(Rows from a dataset)
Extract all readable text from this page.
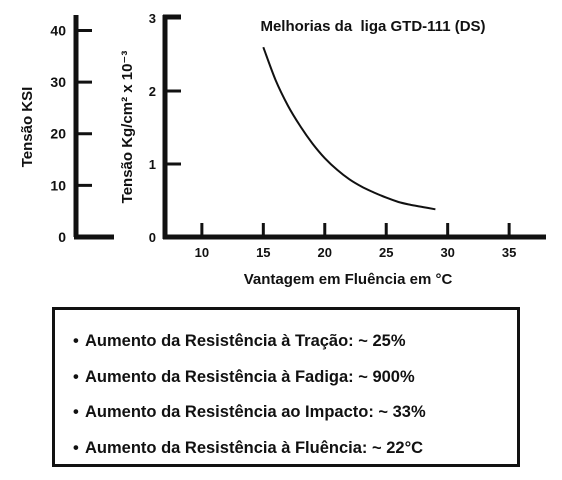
0
10
20
30
40
Tensão KSI
0
1
2
3
10	15	20	25	30	35
Tensão Kg/cm² x 10⁻³
Vantagem em Fluência em °C
Melhorias da  liga GTD-111 (DS)
• Aumento da Resistência à Tração: ~ 25%
• Aumento da Resistência à Fadiga: ~ 900%
• Aumento da Resistência ao Impacto: ~ 33%
• Aumento da Resistência à Fluência: ~ 22°C
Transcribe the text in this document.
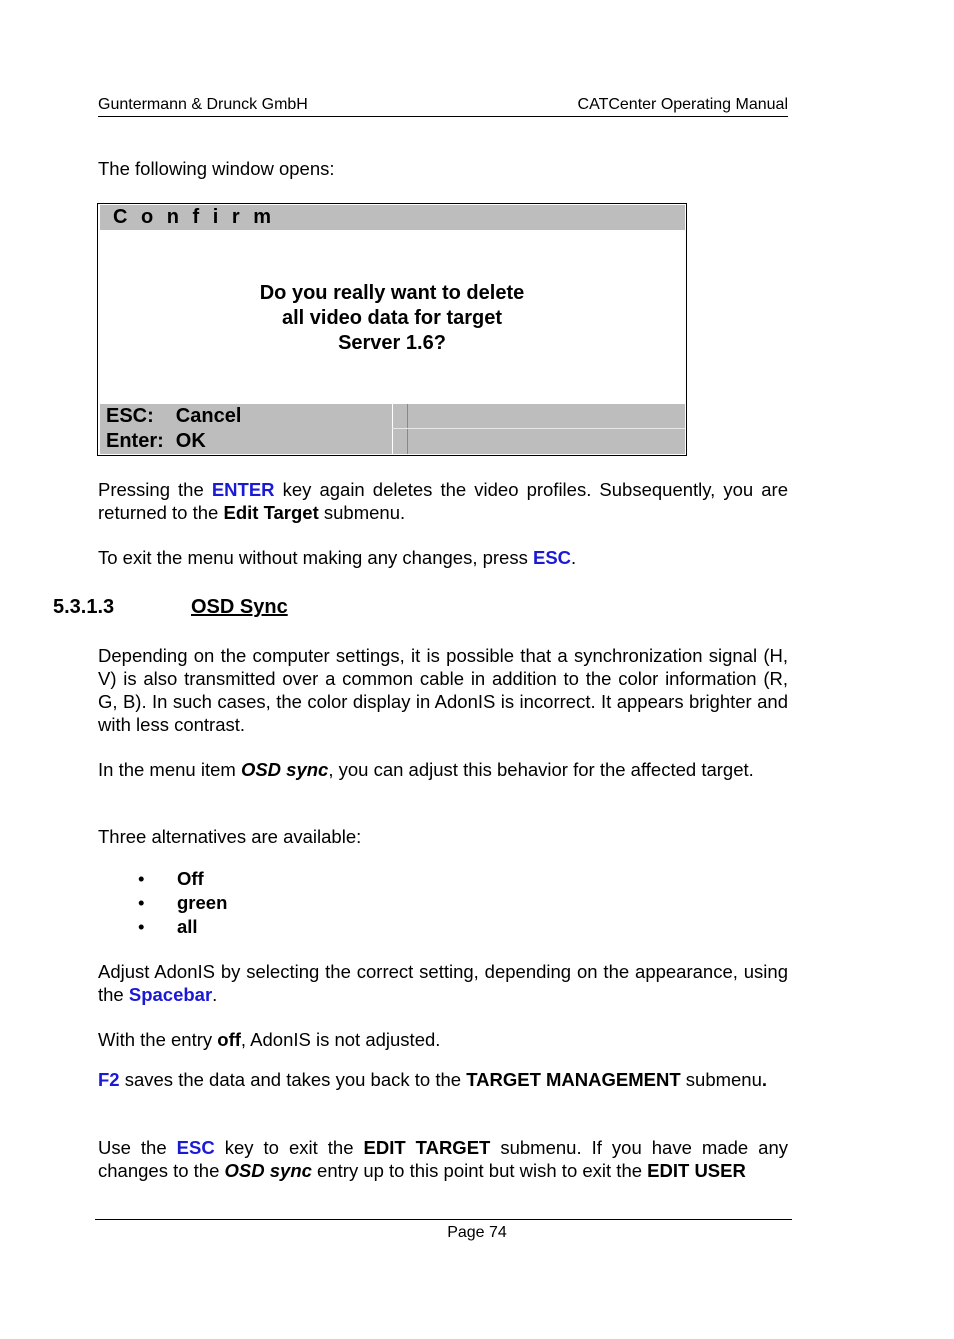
Guntermann & Drunck GmbH	CATCenter Operating Manual
The following window opens:
C o n f i r m
Do you really want to delete
all video data for target
Server 1.6?
ESC: Cancel
Enter: OK
Pressing the ENTER key again deletes the video profiles. Subsequently, you are returned to the Edit Target submenu.
To exit the menu without making any changes, press ESC.
5.3.1.3	OSD Sync
Depending on the computer settings, it is possible that a synchronization signal (H, V) is also transmitted over a common cable in addition to the color information (R, G, B). In such cases, the color display in AdonIS is incorrect. It appears brighter and with less contrast.
In the menu item OSD sync, you can adjust this behavior for the affected target.
Three alternatives are available:
• Off
• green
• all
Adjust AdonIS by selecting the correct setting, depending on the appearance, using the Spacebar.
With the entry off, AdonIS is not adjusted.
F2 saves the data and takes you back to the TARGET MANAGEMENT submenu.
Use the ESC key to exit the EDIT TARGET submenu. If you have made any changes to the OSD sync entry up to this point but wish to exit the EDIT USER
Page 74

▸ Problem requirements
Transcribe every line in the entries above, taking out only the images.

▸ The result
Extract all readable text from this page.
0
10
20
30
40
Tensão KSI
0
1
2
3
10	15	20	25	30	35
Tensão Kg/cm² x 10⁻³
Vantagem em Fluência em °C
Melhorias da  liga GTD-111 (DS)
• Aumento da Resistência à Tração: ~ 25%
• Aumento da Resistência à Fadiga: ~ 900%
• Aumento da Resistência ao Impacto: ~ 33%
• Aumento da Resistência à Fluência: ~ 22°C
Transcribe the text in this document.
Guntermann & Drunck GmbH	CATCenter Operating Manual
The following window opens:
C o n f i r m
Do you really want to delete
all video data for target
Server 1.6?
ESC: Cancel
Enter: OK
Pressing the ENTER key again deletes the video profiles. Subsequently, you are returned to the Edit Target submenu.
To exit the menu without making any changes, press ESC.
5.3.1.3	OSD Sync
Depending on the computer settings, it is possible that a synchronization signal (H, V) is also transmitted over a common cable in addition to the color information (R, G, B). In such cases, the color display in AdonIS is incorrect. It appears brighter and with less contrast.
In the menu item OSD sync, you can adjust this behavior for the affected target.
Three alternatives are available:
• Off
• green
• all
Adjust AdonIS by selecting the correct setting, depending on the appearance, using the Spacebar.
With the entry off, AdonIS is not adjusted.
F2 saves the data and takes you back to the TARGET MANAGEMENT submenu.
Use the ESC key to exit the EDIT TARGET submenu. If you have made any changes to the OSD sync entry up to this point but wish to exit the EDIT USER
Page 74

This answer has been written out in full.